● **INPUT RECORDS**
— start —

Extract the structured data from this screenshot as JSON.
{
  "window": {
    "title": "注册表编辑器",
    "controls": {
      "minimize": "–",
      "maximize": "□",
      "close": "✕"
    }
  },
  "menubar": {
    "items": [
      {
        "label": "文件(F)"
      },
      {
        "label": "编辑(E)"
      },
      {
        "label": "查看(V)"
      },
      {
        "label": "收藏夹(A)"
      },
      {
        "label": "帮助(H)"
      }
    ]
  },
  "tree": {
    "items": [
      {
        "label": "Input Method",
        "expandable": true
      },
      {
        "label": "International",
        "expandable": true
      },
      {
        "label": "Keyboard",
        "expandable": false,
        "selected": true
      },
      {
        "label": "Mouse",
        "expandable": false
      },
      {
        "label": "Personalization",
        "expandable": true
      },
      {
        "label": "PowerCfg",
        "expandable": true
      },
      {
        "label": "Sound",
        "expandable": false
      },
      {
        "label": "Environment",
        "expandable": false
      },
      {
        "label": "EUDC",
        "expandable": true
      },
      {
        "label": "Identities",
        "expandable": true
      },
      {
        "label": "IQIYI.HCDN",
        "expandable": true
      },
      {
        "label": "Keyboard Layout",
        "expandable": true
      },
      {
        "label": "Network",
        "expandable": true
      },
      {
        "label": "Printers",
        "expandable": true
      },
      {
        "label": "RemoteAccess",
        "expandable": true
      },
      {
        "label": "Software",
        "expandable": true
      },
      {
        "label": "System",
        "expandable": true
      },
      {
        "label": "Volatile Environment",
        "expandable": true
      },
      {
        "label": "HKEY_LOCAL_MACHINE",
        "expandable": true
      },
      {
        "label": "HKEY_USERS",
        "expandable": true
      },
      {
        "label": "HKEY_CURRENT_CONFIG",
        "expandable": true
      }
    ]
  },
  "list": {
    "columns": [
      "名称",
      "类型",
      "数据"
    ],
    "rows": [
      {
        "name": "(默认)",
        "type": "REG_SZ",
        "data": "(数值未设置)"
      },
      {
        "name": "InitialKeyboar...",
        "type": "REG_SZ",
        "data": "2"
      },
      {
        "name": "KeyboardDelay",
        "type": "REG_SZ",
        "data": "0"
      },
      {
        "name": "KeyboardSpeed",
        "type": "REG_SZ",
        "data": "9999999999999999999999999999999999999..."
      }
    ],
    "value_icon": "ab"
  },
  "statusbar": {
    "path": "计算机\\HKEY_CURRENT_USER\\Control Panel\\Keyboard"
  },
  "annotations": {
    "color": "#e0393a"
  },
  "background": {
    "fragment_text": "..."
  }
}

— end —

● **REQUEST**
Every line of the material must be returned exactly as it appears.

● **EXERCISE RESULT**
Extract the structured data from this screenshot as JSON.
{
  "window": {
    "title": "注册表编辑器",
    "controls": {
      "minimize": "–",
      "maximize": "□",
      "close": "✕"
    }
  },
  "menubar": {
    "items": [
      {
        "label": "文件(F)"
      },
      {
        "label": "编辑(E)"
      },
      {
        "label": "查看(V)"
      },
      {
        "label": "收藏夹(A)"
      },
      {
        "label": "帮助(H)"
      }
    ]
  },
  "tree": {
    "items": [
      {
        "label": "Input Method",
        "expandable": true
      },
      {
        "label": "International",
        "expandable": true
      },
      {
        "label": "Keyboard",
        "expandable": false,
        "selected": true
      },
      {
        "label": "Mouse",
        "expandable": false
      },
      {
        "label": "Personalization",
        "expandable": true
      },
      {
        "label": "PowerCfg",
        "expandable": true
      },
      {
        "label": "Sound",
        "expandable": false
      },
      {
        "label": "Environment",
        "expandable": false
      },
      {
        "label": "EUDC",
        "expandable": true
      },
      {
        "label": "Identities",
        "expandable": true
      },
      {
        "label": "IQIYI.HCDN",
        "expandable": true
      },
      {
        "label": "Keyboard Layout",
        "expandable": true
      },
      {
        "label": "Network",
        "expandable": true
      },
      {
        "label": "Printers",
        "expandable": true
      },
      {
        "label": "RemoteAccess",
        "expandable": true
      },
      {
        "label": "Software",
        "expandable": true
      },
      {
        "label": "System",
        "expandable": true
      },
      {
        "label": "Volatile Environment",
        "expandable": true
      },
      {
        "label": "HKEY_LOCAL_MACHINE",
        "expandable": true
      },
      {
        "label": "HKEY_USERS",
        "expandable": true
      },
      {
        "label": "HKEY_CURRENT_CONFIG",
        "expandable": true
      }
    ]
  },
  "list": {
    "columns": [
      "名称",
      "类型",
      "数据"
    ],
    "rows": [
      {
        "name": "(默认)",
        "type": "REG_SZ",
        "data": "(数值未设置)"
      },
      {
        "name": "InitialKeyboar...",
        "type": "REG_SZ",
        "data": "2"
      },
      {
        "name": "KeyboardDelay",
        "type": "REG_SZ",
        "data": "0"
      },
      {
        "name": "KeyboardSpeed",
        "type": "REG_SZ",
        "data": "9999999999999999999999999999999999999..."
      }
    ],
    "value_icon": "ab"
  },
  "statusbar": {
    "path": "计算机\\HKEY_CURRENT_USER\\Control Panel\\Keyboard"
  },
  "annotations": {
    "color": "#e0393a"
  },
  "background": {
    "fragment_text": "..."
  }
}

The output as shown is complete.